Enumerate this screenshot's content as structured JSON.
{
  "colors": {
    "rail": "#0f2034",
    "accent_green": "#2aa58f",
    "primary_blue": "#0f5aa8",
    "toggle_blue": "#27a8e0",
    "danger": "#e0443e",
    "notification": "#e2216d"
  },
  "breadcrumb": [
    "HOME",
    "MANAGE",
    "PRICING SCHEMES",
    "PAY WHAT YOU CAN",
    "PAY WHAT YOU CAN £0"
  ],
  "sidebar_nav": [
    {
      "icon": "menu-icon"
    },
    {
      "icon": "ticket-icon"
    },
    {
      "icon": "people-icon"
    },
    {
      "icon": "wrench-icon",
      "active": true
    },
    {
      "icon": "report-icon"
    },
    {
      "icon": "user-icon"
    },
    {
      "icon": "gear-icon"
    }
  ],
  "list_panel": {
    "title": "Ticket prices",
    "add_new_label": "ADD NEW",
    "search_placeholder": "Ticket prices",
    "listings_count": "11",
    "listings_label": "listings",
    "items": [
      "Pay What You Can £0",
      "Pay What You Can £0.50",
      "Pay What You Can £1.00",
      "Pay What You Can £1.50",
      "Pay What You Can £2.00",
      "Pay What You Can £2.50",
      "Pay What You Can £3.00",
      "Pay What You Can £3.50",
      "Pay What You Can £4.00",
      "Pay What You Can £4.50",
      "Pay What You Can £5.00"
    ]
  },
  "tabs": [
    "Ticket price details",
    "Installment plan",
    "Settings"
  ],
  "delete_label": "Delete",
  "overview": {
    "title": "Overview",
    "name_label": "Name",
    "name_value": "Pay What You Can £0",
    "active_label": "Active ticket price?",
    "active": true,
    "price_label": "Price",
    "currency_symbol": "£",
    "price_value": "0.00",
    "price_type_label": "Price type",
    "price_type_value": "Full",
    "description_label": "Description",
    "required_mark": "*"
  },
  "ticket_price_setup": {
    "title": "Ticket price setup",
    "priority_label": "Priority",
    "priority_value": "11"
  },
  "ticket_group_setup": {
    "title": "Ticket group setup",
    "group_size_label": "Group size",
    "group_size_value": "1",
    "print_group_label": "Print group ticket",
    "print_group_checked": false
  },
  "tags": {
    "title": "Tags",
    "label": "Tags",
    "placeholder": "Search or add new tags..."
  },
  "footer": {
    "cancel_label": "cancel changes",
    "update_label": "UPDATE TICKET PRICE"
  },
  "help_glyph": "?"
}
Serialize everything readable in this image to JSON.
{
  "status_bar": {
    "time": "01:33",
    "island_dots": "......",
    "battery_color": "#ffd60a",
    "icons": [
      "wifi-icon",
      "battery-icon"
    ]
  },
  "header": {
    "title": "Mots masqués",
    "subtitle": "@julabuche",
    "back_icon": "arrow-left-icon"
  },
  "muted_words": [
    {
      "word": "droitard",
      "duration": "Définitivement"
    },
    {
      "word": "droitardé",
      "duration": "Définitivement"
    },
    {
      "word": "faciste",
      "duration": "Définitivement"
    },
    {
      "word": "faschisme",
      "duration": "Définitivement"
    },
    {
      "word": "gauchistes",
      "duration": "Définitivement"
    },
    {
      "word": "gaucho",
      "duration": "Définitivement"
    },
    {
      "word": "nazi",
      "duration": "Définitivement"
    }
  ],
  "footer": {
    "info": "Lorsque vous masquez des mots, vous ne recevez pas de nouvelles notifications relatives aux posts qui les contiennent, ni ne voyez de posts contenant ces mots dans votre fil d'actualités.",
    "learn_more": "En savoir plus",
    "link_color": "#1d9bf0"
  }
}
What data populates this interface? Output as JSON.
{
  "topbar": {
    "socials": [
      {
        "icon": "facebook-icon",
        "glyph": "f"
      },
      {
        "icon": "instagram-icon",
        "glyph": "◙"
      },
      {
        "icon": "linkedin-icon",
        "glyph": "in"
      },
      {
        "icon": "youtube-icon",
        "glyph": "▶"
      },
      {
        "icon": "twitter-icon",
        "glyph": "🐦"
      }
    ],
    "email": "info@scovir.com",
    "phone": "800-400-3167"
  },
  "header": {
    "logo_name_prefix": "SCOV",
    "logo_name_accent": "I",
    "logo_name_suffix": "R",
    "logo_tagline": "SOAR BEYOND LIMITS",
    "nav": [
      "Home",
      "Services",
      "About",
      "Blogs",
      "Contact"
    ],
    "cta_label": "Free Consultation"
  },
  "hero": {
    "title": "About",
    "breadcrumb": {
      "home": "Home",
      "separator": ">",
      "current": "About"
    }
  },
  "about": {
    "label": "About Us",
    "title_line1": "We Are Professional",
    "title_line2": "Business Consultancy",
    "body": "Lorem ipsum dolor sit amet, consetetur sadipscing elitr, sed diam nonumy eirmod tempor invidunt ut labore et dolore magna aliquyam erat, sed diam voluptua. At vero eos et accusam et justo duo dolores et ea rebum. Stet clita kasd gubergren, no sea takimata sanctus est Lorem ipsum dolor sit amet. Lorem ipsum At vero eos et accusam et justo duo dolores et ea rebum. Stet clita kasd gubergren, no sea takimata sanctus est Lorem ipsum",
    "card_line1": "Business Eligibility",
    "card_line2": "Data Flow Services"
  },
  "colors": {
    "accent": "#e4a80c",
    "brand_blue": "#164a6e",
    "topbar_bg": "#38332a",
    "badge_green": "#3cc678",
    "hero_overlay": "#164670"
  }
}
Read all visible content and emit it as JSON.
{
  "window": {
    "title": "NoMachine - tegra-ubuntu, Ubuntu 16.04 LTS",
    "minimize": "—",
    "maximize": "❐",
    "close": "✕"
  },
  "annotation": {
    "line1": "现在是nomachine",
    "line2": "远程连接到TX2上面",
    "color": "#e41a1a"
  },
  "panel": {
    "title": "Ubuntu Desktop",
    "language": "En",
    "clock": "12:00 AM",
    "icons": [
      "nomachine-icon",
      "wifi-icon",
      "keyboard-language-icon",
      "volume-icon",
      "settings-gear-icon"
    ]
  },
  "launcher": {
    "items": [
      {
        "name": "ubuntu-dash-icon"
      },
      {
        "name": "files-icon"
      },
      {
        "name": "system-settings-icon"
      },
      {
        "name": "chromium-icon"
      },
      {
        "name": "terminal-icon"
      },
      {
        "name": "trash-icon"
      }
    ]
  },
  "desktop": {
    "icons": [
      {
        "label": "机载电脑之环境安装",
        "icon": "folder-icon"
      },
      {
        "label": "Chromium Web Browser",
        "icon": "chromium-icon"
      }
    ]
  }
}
• • •
◆ THE PROBLEM: Please quote the data above in full, with no line missing.

◆ RESULT FOR THIS TASK:
Enumerate this screenshot's content as structured JSON.
{
  "colors": {
    "rail": "#0f2034",
    "accent_green": "#2aa58f",
    "primary_blue": "#0f5aa8",
    "toggle_blue": "#27a8e0",
    "danger": "#e0443e",
    "notification": "#e2216d"
  },
  "breadcrumb": [
    "HOME",
    "MANAGE",
    "PRICING SCHEMES",
    "PAY WHAT YOU CAN",
    "PAY WHAT YOU CAN £0"
  ],
  "sidebar_nav": [
    {
      "icon": "menu-icon"
    },
    {
      "icon": "ticket-icon"
    },
    {
      "icon": "people-icon"
    },
    {
      "icon": "wrench-icon",
      "active": true
    },
    {
      "icon": "report-icon"
    },
    {
      "icon": "user-icon"
    },
    {
      "icon": "gear-icon"
    }
  ],
  "list_panel": {
    "title": "Ticket prices",
    "add_new_label": "ADD NEW",
    "search_placeholder": "Ticket prices",
    "listings_count": "11",
    "listings_label": "listings",
    "items": [
      "Pay What You Can £0",
      "Pay What You Can £0.50",
      "Pay What You Can £1.00",
      "Pay What You Can £1.50",
      "Pay What You Can £2.00",
      "Pay What You Can £2.50",
      "Pay What You Can £3.00",
      "Pay What You Can £3.50",
      "Pay What You Can £4.00",
      "Pay What You Can £4.50",
      "Pay What You Can £5.00"
    ]
  },
  "tabs": [
    "Ticket price details",
    "Installment plan",
    "Settings"
  ],
  "delete_label": "Delete",
  "overview": {
    "title": "Overview",
    "name_label": "Name",
    "name_value": "Pay What You Can £0",
    "active_label": "Active ticket price?",
    "active": true,
    "price_label": "Price",
    "currency_symbol": "£",
    "price_value": "0.00",
    "price_type_label": "Price type",
    "price_type_value": "Full",
    "description_label": "Description",
    "required_mark": "*"
  },
  "ticket_price_setup": {
    "title": "Ticket price setup",
    "priority_label": "Priority",
    "priority_value": "11"
  },
  "ticket_group_setup": {
    "title": "Ticket group setup",
    "group_size_label": "Group size",
    "group_size_value": "1",
    "print_group_label": "Print group ticket",
    "print_group_checked": false
  },
  "tags": {
    "title": "Tags",
    "label": "Tags",
    "placeholder": "Search or add new tags..."
  },
  "footer": {
    "cancel_label": "cancel changes",
    "update_label": "UPDATE TICKET PRICE"
  },
  "help_glyph": "?"
}
Serialize everything readable in this image to JSON.
{
  "status_bar": {
    "time": "01:33",
    "island_dots": "......",
    "battery_color": "#ffd60a",
    "icons": [
      "wifi-icon",
      "battery-icon"
    ]
  },
  "header": {
    "title": "Mots masqués",
    "subtitle": "@julabuche",
    "back_icon": "arrow-left-icon"
  },
  "muted_words": [
    {
      "word": "droitard",
      "duration": "Définitivement"
    },
    {
      "word": "droitardé",
      "duration": "Définitivement"
    },
    {
      "word": "faciste",
      "duration": "Définitivement"
    },
    {
      "word": "faschisme",
      "duration": "Définitivement"
    },
    {
      "word": "gauchistes",
      "duration": "Définitivement"
    },
    {
      "word": "gaucho",
      "duration": "Définitivement"
    },
    {
      "word": "nazi",
      "duration": "Définitivement"
    }
  ],
  "footer": {
    "info": "Lorsque vous masquez des mots, vous ne recevez pas de nouvelles notifications relatives aux posts qui les contiennent, ni ne voyez de posts contenant ces mots dans votre fil d'actualités.",
    "learn_more": "En savoir plus",
    "link_color": "#1d9bf0"
  }
}
What data populates this interface? Output as JSON.
{
  "topbar": {
    "socials": [
      {
        "icon": "facebook-icon",
        "glyph": "f"
      },
      {
        "icon": "instagram-icon",
        "glyph": "◙"
      },
      {
        "icon": "linkedin-icon",
        "glyph": "in"
      },
      {
        "icon": "youtube-icon",
        "glyph": "▶"
      },
      {
        "icon": "twitter-icon",
        "glyph": "🐦"
      }
    ],
    "email": "info@scovir.com",
    "phone": "800-400-3167"
  },
  "header": {
    "logo_name_prefix": "SCOV",
    "logo_name_accent": "I",
    "logo_name_suffix": "R",
    "logo_tagline": "SOAR BEYOND LIMITS",
    "nav": [
      "Home",
      "Services",
      "About",
      "Blogs",
      "Contact"
    ],
    "cta_label": "Free Consultation"
  },
  "hero": {
    "title": "About",
    "breadcrumb": {
      "home": "Home",
      "separator": ">",
      "current": "About"
    }
  },
  "about": {
    "label": "About Us",
    "title_line1": "We Are Professional",
    "title_line2": "Business Consultancy",
    "body": "Lorem ipsum dolor sit amet, consetetur sadipscing elitr, sed diam nonumy eirmod tempor invidunt ut labore et dolore magna aliquyam erat, sed diam voluptua. At vero eos et accusam et justo duo dolores et ea rebum. Stet clita kasd gubergren, no sea takimata sanctus est Lorem ipsum dolor sit amet. Lorem ipsum At vero eos et accusam et justo duo dolores et ea rebum. Stet clita kasd gubergren, no sea takimata sanctus est Lorem ipsum",
    "card_line1": "Business Eligibility",
    "card_line2": "Data Flow Services"
  },
  "colors": {
    "accent": "#e4a80c",
    "brand_blue": "#164a6e",
    "topbar_bg": "#38332a",
    "badge_green": "#3cc678",
    "hero_overlay": "#164670"
  }
}
Read all visible content and emit it as JSON.
{
  "window": {
    "title": "NoMachine - tegra-ubuntu, Ubuntu 16.04 LTS",
    "minimize": "—",
    "maximize": "❐",
    "close": "✕"
  },
  "annotation": {
    "line1": "现在是nomachine",
    "line2": "远程连接到TX2上面",
    "color": "#e41a1a"
  },
  "panel": {
    "title": "Ubuntu Desktop",
    "language": "En",
    "clock": "12:00 AM",
    "icons": [
      "nomachine-icon",
      "wifi-icon",
      "keyboard-language-icon",
      "volume-icon",
      "settings-gear-icon"
    ]
  },
  "launcher": {
    "items": [
      {
        "name": "ubuntu-dash-icon"
      },
      {
        "name": "files-icon"
      },
      {
        "name": "system-settings-icon"
      },
      {
        "name": "chromium-icon"
      },
      {
        "name": "terminal-icon"
      },
      {
        "name": "trash-icon"
      }
    ]
  },
  "desktop": {
    "icons": [
      {
        "label": "机载电脑之环境安装",
        "icon": "folder-icon"
      },
      {
        "label": "Chromium Web Browser",
        "icon": "chromium-icon"
      }
    ]
  }
}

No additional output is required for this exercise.